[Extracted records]
========================================
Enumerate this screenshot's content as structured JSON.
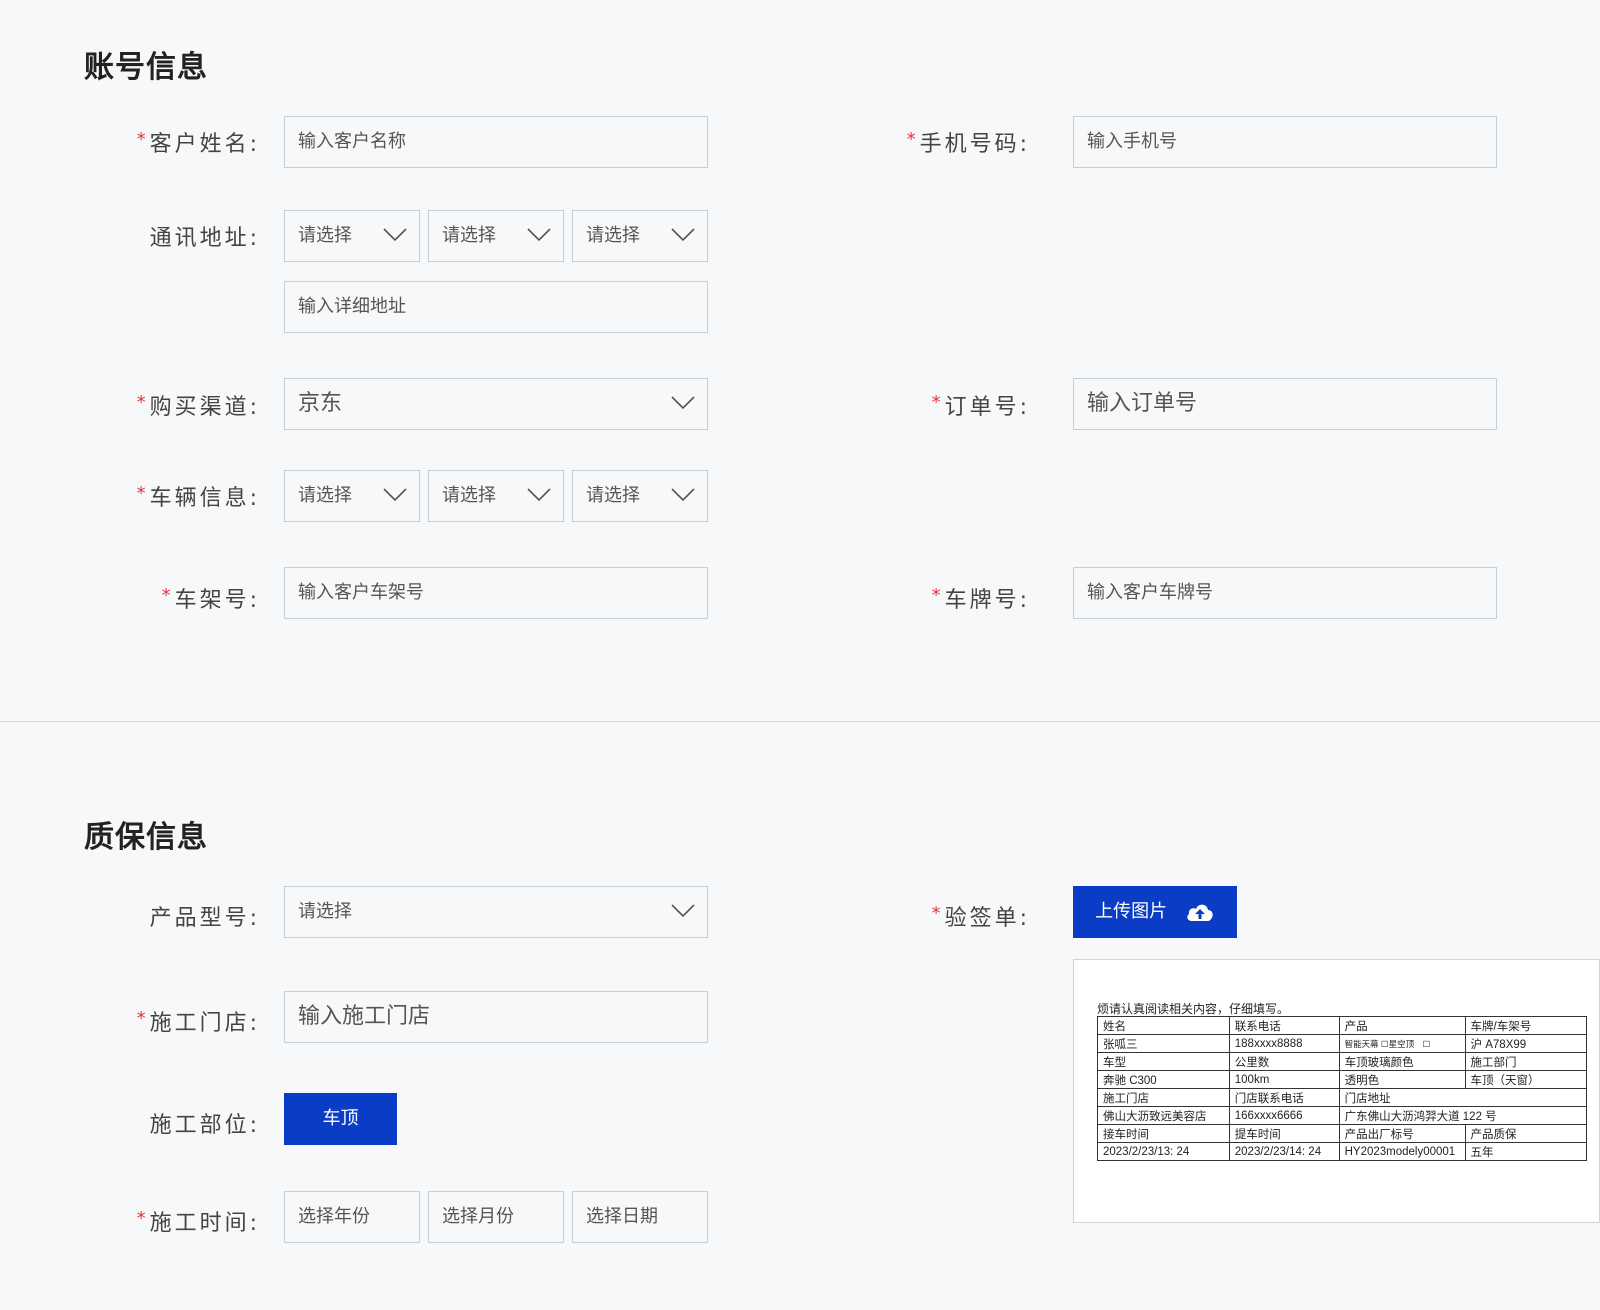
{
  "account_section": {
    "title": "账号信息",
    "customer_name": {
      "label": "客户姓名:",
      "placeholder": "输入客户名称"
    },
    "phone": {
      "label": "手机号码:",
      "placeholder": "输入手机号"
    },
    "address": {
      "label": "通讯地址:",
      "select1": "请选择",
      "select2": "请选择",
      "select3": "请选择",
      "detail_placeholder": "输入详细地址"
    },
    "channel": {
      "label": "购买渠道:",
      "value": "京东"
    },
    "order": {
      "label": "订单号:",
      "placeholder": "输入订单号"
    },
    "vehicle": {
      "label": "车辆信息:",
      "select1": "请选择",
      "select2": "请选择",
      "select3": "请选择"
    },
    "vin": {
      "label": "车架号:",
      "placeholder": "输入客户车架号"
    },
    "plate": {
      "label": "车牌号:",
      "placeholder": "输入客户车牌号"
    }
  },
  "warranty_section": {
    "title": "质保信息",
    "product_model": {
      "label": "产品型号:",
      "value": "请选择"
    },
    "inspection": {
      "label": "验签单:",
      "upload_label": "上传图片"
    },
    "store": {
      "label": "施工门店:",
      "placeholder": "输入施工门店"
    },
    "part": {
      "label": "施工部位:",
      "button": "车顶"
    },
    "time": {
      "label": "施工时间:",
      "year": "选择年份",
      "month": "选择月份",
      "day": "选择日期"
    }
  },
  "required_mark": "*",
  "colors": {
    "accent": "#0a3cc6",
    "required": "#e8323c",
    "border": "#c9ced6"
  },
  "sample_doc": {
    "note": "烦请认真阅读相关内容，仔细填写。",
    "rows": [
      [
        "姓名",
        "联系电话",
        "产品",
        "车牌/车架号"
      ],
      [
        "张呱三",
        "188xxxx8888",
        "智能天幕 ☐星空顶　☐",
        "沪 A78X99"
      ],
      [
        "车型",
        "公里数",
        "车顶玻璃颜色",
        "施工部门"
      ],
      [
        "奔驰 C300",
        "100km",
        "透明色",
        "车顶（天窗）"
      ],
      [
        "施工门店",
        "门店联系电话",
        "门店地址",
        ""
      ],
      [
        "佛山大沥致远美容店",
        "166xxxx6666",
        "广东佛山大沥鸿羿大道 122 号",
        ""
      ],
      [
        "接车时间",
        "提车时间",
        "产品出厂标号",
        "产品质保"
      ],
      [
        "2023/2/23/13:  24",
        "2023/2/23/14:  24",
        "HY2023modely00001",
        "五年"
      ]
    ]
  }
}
========================================
[What the task requires]: Quote the records in their entirety, keeping the wording exact and excluding pictures.

[The result]:
Enumerate this screenshot's content as structured JSON.
{
  "account_section": {
    "title": "账号信息",
    "customer_name": {
      "label": "客户姓名:",
      "placeholder": "输入客户名称"
    },
    "phone": {
      "label": "手机号码:",
      "placeholder": "输入手机号"
    },
    "address": {
      "label": "通讯地址:",
      "select1": "请选择",
      "select2": "请选择",
      "select3": "请选择",
      "detail_placeholder": "输入详细地址"
    },
    "channel": {
      "label": "购买渠道:",
      "value": "京东"
    },
    "order": {
      "label": "订单号:",
      "placeholder": "输入订单号"
    },
    "vehicle": {
      "label": "车辆信息:",
      "select1": "请选择",
      "select2": "请选择",
      "select3": "请选择"
    },
    "vin": {
      "label": "车架号:",
      "placeholder": "输入客户车架号"
    },
    "plate": {
      "label": "车牌号:",
      "placeholder": "输入客户车牌号"
    }
  },
  "warranty_section": {
    "title": "质保信息",
    "product_model": {
      "label": "产品型号:",
      "value": "请选择"
    },
    "inspection": {
      "label": "验签单:",
      "upload_label": "上传图片"
    },
    "store": {
      "label": "施工门店:",
      "placeholder": "输入施工门店"
    },
    "part": {
      "label": "施工部位:",
      "button": "车顶"
    },
    "time": {
      "label": "施工时间:",
      "year": "选择年份",
      "month": "选择月份",
      "day": "选择日期"
    }
  },
  "required_mark": "*",
  "colors": {
    "accent": "#0a3cc6",
    "required": "#e8323c",
    "border": "#c9ced6"
  },
  "sample_doc": {
    "note": "烦请认真阅读相关内容，仔细填写。",
    "rows": [
      [
        "姓名",
        "联系电话",
        "产品",
        "车牌/车架号"
      ],
      [
        "张呱三",
        "188xxxx8888",
        "智能天幕 ☐星空顶　☐",
        "沪 A78X99"
      ],
      [
        "车型",
        "公里数",
        "车顶玻璃颜色",
        "施工部门"
      ],
      [
        "奔驰 C300",
        "100km",
        "透明色",
        "车顶（天窗）"
      ],
      [
        "施工门店",
        "门店联系电话",
        "门店地址",
        ""
      ],
      [
        "佛山大沥致远美容店",
        "166xxxx6666",
        "广东佛山大沥鸿羿大道 122 号",
        ""
      ],
      [
        "接车时间",
        "提车时间",
        "产品出厂标号",
        "产品质保"
      ],
      [
        "2023/2/23/13:  24",
        "2023/2/23/14:  24",
        "HY2023modely00001",
        "五年"
      ]
    ]
  }
}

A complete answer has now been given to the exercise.